» **Task statement**
Find every line in the records below that holds the word "Toilets", and copy each one.

(Chart and figure data)
=====
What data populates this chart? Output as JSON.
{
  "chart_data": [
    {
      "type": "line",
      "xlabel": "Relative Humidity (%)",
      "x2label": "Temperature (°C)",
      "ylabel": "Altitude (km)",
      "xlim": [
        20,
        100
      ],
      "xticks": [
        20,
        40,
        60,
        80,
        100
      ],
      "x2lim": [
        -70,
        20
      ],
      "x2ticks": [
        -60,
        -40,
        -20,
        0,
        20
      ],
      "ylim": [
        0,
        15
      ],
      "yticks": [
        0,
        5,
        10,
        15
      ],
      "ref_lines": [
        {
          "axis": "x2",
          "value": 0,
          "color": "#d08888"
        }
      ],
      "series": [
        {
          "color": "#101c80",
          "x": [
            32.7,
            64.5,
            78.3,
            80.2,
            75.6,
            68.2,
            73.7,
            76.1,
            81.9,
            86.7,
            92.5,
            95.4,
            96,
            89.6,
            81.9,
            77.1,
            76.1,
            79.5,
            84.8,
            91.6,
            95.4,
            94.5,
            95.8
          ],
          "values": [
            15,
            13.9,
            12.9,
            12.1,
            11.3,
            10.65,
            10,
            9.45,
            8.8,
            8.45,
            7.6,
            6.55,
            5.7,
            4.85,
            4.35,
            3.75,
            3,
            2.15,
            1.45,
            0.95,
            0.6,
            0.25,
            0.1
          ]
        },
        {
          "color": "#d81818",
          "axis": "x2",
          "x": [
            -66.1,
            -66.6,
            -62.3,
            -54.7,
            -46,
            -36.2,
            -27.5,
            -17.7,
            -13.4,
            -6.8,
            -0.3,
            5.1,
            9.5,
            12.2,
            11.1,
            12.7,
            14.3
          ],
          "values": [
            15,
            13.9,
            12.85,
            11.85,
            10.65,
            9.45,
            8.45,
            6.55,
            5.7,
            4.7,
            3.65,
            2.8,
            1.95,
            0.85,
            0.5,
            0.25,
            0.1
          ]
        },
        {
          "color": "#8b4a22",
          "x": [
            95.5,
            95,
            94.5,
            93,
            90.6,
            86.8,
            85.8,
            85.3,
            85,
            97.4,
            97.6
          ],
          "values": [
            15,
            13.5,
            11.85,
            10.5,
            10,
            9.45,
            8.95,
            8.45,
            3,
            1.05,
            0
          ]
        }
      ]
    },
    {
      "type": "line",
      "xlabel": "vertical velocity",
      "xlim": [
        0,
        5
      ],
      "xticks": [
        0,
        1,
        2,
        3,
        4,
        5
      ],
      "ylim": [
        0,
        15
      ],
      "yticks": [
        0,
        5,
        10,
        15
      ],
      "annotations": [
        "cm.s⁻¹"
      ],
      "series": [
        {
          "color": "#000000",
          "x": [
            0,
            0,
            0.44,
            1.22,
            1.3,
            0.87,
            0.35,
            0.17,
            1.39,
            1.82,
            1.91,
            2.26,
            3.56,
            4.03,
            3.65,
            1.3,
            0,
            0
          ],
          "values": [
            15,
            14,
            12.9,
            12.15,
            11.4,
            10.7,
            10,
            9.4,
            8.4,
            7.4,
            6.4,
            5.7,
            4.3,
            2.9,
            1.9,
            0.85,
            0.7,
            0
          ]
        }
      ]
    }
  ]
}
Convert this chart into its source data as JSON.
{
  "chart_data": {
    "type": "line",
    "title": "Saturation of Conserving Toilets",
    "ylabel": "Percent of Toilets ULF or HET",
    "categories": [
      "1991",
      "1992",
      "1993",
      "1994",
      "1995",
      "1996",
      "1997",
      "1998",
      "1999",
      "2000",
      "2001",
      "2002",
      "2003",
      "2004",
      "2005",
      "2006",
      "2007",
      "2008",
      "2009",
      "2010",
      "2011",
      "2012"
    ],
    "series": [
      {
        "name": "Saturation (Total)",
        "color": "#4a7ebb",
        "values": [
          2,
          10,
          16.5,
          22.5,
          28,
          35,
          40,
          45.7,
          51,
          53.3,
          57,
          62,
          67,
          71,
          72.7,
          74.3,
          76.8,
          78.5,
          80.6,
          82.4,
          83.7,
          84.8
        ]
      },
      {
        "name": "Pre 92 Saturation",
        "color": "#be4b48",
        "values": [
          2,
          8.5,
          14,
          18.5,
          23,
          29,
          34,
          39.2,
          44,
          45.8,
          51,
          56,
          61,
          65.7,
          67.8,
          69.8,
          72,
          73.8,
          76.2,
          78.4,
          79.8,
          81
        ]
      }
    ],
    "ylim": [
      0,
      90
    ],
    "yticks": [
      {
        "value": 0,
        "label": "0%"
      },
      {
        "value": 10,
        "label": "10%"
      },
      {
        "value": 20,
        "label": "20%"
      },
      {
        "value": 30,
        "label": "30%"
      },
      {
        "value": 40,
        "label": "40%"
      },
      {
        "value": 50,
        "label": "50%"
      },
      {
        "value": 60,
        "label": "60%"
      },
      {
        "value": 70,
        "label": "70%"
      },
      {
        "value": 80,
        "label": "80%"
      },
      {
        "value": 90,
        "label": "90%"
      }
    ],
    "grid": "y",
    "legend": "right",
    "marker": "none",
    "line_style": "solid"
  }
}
=====
» **Problem solution**
    "title": "Saturation of Conserving Toilets",
    "ylabel": "Percent of Toilets ULF or HET",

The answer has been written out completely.